--- start Information shown ---

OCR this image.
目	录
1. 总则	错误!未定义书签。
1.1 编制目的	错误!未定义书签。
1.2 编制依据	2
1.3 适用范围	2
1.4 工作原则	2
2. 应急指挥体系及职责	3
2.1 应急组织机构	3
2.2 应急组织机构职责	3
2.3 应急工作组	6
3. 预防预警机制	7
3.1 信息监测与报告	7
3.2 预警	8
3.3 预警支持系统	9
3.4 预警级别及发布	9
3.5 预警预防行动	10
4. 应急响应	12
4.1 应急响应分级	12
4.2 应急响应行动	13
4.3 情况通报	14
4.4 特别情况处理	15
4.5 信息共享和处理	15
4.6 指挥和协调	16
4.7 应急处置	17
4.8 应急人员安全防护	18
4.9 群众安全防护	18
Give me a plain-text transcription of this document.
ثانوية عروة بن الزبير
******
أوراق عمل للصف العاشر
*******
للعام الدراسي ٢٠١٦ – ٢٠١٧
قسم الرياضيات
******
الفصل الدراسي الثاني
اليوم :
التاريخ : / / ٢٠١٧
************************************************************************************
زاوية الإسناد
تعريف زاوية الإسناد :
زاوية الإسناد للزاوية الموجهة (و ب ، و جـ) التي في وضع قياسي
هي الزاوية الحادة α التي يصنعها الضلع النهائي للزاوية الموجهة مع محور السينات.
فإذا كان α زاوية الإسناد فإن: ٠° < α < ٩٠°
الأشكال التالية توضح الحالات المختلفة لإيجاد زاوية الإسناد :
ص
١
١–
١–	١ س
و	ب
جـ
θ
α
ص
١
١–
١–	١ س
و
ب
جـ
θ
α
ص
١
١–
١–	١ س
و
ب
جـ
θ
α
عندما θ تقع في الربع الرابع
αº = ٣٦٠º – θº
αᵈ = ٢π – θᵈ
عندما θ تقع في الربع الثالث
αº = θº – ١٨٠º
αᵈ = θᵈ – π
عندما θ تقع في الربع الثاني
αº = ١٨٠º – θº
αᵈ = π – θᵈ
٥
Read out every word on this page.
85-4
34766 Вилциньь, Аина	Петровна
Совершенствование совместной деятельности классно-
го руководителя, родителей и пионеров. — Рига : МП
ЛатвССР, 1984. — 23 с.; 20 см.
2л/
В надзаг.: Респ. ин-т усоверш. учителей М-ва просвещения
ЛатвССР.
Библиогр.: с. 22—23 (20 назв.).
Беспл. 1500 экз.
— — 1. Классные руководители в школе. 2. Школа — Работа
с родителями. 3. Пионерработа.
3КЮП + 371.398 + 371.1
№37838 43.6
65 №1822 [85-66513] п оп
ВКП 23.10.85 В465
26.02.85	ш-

--- end Information shown ---

▸ To be done:
Track down every line of the material containing the string "الإسناد", and copy it.

▸ The solution:
زاوية الإسناد
تعريف زاوية الإسناد :
زاوية الإسناد للزاوية الموجهة (و ب ، و جـ) التي في وضع قياسي
فإذا كان α زاوية الإسناد فإن: ٠° < α < ٩٠°
الأشكال التالية توضح الحالات المختلفة لإيجاد زاوية الإسناد :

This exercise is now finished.